Dataset items:
>>

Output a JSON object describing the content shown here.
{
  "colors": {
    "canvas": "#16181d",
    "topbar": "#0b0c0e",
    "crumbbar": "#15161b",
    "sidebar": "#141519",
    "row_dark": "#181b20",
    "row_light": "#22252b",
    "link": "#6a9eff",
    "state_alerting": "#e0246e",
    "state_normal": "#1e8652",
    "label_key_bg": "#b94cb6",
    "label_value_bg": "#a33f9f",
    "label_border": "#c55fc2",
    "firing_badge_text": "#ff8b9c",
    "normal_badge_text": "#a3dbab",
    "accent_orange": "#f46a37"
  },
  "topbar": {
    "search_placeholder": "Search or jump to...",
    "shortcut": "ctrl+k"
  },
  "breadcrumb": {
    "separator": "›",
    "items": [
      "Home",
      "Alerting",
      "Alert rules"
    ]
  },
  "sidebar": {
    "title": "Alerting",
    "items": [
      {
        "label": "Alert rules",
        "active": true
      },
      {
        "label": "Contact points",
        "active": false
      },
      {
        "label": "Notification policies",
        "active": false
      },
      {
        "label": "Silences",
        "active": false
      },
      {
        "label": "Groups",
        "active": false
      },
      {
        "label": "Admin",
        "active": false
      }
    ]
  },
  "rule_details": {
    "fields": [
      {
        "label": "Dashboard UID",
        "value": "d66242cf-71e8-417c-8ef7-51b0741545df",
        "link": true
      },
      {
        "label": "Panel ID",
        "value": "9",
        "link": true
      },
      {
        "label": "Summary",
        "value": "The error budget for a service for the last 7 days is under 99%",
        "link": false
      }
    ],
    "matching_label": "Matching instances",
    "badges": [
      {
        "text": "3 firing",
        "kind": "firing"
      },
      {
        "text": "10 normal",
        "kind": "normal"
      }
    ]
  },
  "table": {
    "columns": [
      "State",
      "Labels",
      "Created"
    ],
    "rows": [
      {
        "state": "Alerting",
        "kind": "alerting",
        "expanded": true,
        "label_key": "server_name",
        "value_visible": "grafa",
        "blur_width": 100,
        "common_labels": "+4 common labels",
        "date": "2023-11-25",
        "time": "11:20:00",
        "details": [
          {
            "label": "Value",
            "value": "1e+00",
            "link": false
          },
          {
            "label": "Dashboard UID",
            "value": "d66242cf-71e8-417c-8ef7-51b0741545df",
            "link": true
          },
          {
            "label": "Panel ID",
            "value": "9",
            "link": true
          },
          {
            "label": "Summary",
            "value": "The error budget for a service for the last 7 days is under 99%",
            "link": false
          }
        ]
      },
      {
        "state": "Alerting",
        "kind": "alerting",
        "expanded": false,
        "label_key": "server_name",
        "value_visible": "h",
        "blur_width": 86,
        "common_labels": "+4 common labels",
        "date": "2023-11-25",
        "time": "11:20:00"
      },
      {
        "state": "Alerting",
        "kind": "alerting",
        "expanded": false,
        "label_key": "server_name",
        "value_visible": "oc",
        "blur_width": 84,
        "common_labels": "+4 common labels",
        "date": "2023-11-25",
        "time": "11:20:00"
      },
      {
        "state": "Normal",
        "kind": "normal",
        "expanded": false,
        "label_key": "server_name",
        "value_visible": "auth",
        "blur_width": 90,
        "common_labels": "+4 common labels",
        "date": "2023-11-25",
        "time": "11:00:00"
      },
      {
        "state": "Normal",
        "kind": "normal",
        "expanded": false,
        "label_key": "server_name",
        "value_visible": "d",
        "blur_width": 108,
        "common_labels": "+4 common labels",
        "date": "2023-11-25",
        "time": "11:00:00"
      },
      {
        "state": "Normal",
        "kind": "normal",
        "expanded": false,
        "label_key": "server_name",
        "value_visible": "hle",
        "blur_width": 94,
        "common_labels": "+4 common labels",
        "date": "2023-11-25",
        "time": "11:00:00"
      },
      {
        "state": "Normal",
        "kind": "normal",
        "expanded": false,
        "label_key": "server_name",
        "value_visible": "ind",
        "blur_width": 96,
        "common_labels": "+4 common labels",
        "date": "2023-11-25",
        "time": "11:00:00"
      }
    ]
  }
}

<<

What you are asked to do: Print the records above exactly as they appear.

Solution to this problem:
Output a JSON object describing the content shown here.
{
  "colors": {
    "canvas": "#16181d",
    "topbar": "#0b0c0e",
    "crumbbar": "#15161b",
    "sidebar": "#141519",
    "row_dark": "#181b20",
    "row_light": "#22252b",
    "link": "#6a9eff",
    "state_alerting": "#e0246e",
    "state_normal": "#1e8652",
    "label_key_bg": "#b94cb6",
    "label_value_bg": "#a33f9f",
    "label_border": "#c55fc2",
    "firing_badge_text": "#ff8b9c",
    "normal_badge_text": "#a3dbab",
    "accent_orange": "#f46a37"
  },
  "topbar": {
    "search_placeholder": "Search or jump to...",
    "shortcut": "ctrl+k"
  },
  "breadcrumb": {
    "separator": "›",
    "items": [
      "Home",
      "Alerting",
      "Alert rules"
    ]
  },
  "sidebar": {
    "title": "Alerting",
    "items": [
      {
        "label": "Alert rules",
        "active": true
      },
      {
        "label": "Contact points",
        "active": false
      },
      {
        "label": "Notification policies",
        "active": false
      },
      {
        "label": "Silences",
        "active": false
      },
      {
        "label": "Groups",
        "active": false
      },
      {
        "label": "Admin",
        "active": false
      }
    ]
  },
  "rule_details": {
    "fields": [
      {
        "label": "Dashboard UID",
        "value": "d66242cf-71e8-417c-8ef7-51b0741545df",
        "link": true
      },
      {
        "label": "Panel ID",
        "value": "9",
        "link": true
      },
      {
        "label": "Summary",
        "value": "The error budget for a service for the last 7 days is under 99%",
        "link": false
      }
    ],
    "matching_label": "Matching instances",
    "badges": [
      {
        "text": "3 firing",
        "kind": "firing"
      },
      {
        "text": "10 normal",
        "kind": "normal"
      }
    ]
  },
  "table": {
    "columns": [
      "State",
      "Labels",
      "Created"
    ],
    "rows": [
      {
        "state": "Alerting",
        "kind": "alerting",
        "expanded": true,
        "label_key": "server_name",
        "value_visible": "grafa",
        "blur_width": 100,
        "common_labels": "+4 common labels",
        "date": "2023-11-25",
        "time": "11:20:00",
        "details": [
          {
            "label": "Value",
            "value": "1e+00",
            "link": false
          },
          {
            "label": "Dashboard UID",
            "value": "d66242cf-71e8-417c-8ef7-51b0741545df",
            "link": true
          },
          {
            "label": "Panel ID",
            "value": "9",
            "link": true
          },
          {
            "label": "Summary",
            "value": "The error budget for a service for the last 7 days is under 99%",
            "link": false
          }
        ]
      },
      {
        "state": "Alerting",
        "kind": "alerting",
        "expanded": false,
        "label_key": "server_name",
        "value_visible": "h",
        "blur_width": 86,
        "common_labels": "+4 common labels",
        "date": "2023-11-25",
        "time": "11:20:00"
      },
      {
        "state": "Alerting",
        "kind": "alerting",
        "expanded": false,
        "label_key": "server_name",
        "value_visible": "oc",
        "blur_width": 84,
        "common_labels": "+4 common labels",
        "date": "2023-11-25",
        "time": "11:20:00"
      },
      {
        "state": "Normal",
        "kind": "normal",
        "expanded": false,
        "label_key": "server_name",
        "value_visible": "auth",
        "blur_width": 90,
        "common_labels": "+4 common labels",
        "date": "2023-11-25",
        "time": "11:00:00"
      },
      {
        "state": "Normal",
        "kind": "normal",
        "expanded": false,
        "label_key": "server_name",
        "value_visible": "d",
        "blur_width": 108,
        "common_labels": "+4 common labels",
        "date": "2023-11-25",
        "time": "11:00:00"
      },
      {
        "state": "Normal",
        "kind": "normal",
        "expanded": false,
        "label_key": "server_name",
        "value_visible": "hle",
        "blur_width": 94,
        "common_labels": "+4 common labels",
        "date": "2023-11-25",
        "time": "11:00:00"
      },
      {
        "state": "Normal",
        "kind": "normal",
        "expanded": false,
        "label_key": "server_name",
        "value_visible": "ind",
        "blur_width": 96,
        "common_labels": "+4 common labels",
        "date": "2023-11-25",
        "time": "11:00:00"
      }
    ]
  }
}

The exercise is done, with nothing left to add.